#### [Problem description]
Repeat the material below exactly, with no pictures.

....

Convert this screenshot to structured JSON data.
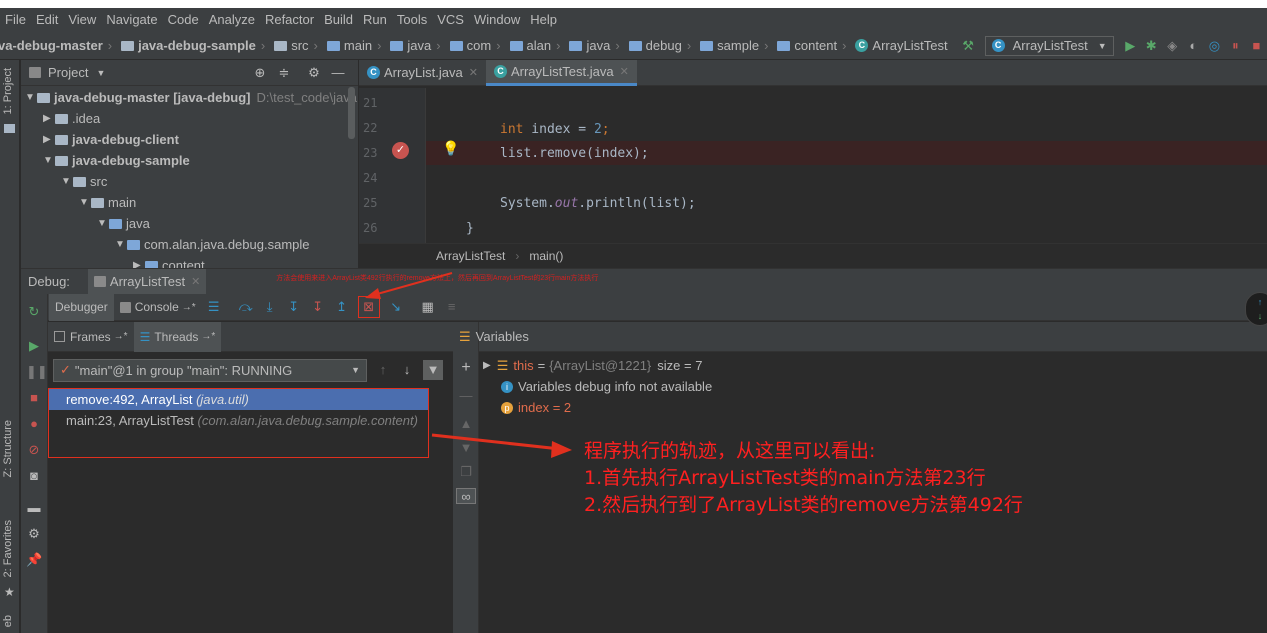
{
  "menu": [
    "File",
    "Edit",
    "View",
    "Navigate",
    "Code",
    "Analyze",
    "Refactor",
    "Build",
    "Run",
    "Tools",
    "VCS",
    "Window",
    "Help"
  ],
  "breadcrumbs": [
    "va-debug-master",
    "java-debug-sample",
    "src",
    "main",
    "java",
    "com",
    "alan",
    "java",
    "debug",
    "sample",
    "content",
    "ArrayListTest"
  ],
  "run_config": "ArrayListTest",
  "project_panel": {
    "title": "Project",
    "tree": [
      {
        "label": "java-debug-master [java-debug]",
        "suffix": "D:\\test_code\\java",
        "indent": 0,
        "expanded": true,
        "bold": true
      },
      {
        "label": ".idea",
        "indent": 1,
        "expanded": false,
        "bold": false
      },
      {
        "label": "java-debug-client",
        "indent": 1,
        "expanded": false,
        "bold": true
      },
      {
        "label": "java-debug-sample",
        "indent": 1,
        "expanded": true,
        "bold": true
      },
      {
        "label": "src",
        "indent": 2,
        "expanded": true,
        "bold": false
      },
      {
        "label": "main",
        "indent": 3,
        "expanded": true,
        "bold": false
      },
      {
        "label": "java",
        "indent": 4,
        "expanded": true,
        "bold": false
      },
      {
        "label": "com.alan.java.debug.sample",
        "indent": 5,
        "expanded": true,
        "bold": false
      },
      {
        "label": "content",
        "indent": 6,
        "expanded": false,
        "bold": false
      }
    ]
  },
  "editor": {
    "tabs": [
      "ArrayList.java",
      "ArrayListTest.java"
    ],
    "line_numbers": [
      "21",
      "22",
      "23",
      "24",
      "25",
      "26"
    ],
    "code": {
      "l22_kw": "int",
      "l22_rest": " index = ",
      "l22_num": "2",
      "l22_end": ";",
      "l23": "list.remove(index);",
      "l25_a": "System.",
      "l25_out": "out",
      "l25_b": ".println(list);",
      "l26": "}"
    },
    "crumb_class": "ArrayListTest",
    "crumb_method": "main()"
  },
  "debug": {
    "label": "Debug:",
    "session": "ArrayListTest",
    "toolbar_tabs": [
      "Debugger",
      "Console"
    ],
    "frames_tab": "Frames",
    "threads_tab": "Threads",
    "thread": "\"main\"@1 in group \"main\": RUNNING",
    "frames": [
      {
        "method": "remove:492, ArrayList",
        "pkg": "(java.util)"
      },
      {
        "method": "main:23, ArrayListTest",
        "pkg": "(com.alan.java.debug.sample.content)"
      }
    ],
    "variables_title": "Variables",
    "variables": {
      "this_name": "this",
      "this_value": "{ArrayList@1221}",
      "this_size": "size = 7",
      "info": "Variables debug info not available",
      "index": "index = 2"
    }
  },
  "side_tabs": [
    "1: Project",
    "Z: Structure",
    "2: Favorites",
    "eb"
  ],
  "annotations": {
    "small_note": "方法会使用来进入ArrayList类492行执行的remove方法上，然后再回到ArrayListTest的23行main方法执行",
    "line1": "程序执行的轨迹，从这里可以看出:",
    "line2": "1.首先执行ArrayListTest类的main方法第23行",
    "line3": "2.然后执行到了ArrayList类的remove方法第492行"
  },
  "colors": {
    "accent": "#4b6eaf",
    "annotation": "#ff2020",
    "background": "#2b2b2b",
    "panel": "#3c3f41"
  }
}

....

#### [Exercise response]
Convert this screenshot to structured JSON data.
{
  "menu": [
    "File",
    "Edit",
    "View",
    "Navigate",
    "Code",
    "Analyze",
    "Refactor",
    "Build",
    "Run",
    "Tools",
    "VCS",
    "Window",
    "Help"
  ],
  "breadcrumbs": [
    "va-debug-master",
    "java-debug-sample",
    "src",
    "main",
    "java",
    "com",
    "alan",
    "java",
    "debug",
    "sample",
    "content",
    "ArrayListTest"
  ],
  "run_config": "ArrayListTest",
  "project_panel": {
    "title": "Project",
    "tree": [
      {
        "label": "java-debug-master [java-debug]",
        "suffix": "D:\\test_code\\java",
        "indent": 0,
        "expanded": true,
        "bold": true
      },
      {
        "label": ".idea",
        "indent": 1,
        "expanded": false,
        "bold": false
      },
      {
        "label": "java-debug-client",
        "indent": 1,
        "expanded": false,
        "bold": true
      },
      {
        "label": "java-debug-sample",
        "indent": 1,
        "expanded": true,
        "bold": true
      },
      {
        "label": "src",
        "indent": 2,
        "expanded": true,
        "bold": false
      },
      {
        "label": "main",
        "indent": 3,
        "expanded": true,
        "bold": false
      },
      {
        "label": "java",
        "indent": 4,
        "expanded": true,
        "bold": false
      },
      {
        "label": "com.alan.java.debug.sample",
        "indent": 5,
        "expanded": true,
        "bold": false
      },
      {
        "label": "content",
        "indent": 6,
        "expanded": false,
        "bold": false
      }
    ]
  },
  "editor": {
    "tabs": [
      "ArrayList.java",
      "ArrayListTest.java"
    ],
    "line_numbers": [
      "21",
      "22",
      "23",
      "24",
      "25",
      "26"
    ],
    "code": {
      "l22_kw": "int",
      "l22_rest": " index = ",
      "l22_num": "2",
      "l22_end": ";",
      "l23": "list.remove(index);",
      "l25_a": "System.",
      "l25_out": "out",
      "l25_b": ".println(list);",
      "l26": "}"
    },
    "crumb_class": "ArrayListTest",
    "crumb_method": "main()"
  },
  "debug": {
    "label": "Debug:",
    "session": "ArrayListTest",
    "toolbar_tabs": [
      "Debugger",
      "Console"
    ],
    "frames_tab": "Frames",
    "threads_tab": "Threads",
    "thread": "\"main\"@1 in group \"main\": RUNNING",
    "frames": [
      {
        "method": "remove:492, ArrayList",
        "pkg": "(java.util)"
      },
      {
        "method": "main:23, ArrayListTest",
        "pkg": "(com.alan.java.debug.sample.content)"
      }
    ],
    "variables_title": "Variables",
    "variables": {
      "this_name": "this",
      "this_value": "{ArrayList@1221}",
      "this_size": "size = 7",
      "info": "Variables debug info not available",
      "index": "index = 2"
    }
  },
  "side_tabs": [
    "1: Project",
    "Z: Structure",
    "2: Favorites",
    "eb"
  ],
  "annotations": {
    "small_note": "方法会使用来进入ArrayList类492行执行的remove方法上，然后再回到ArrayListTest的23行main方法执行",
    "line1": "程序执行的轨迹，从这里可以看出:",
    "line2": "1.首先执行ArrayListTest类的main方法第23行",
    "line3": "2.然后执行到了ArrayList类的remove方法第492行"
  },
  "colors": {
    "accent": "#4b6eaf",
    "annotation": "#ff2020",
    "background": "#2b2b2b",
    "panel": "#3c3f41"
  }
}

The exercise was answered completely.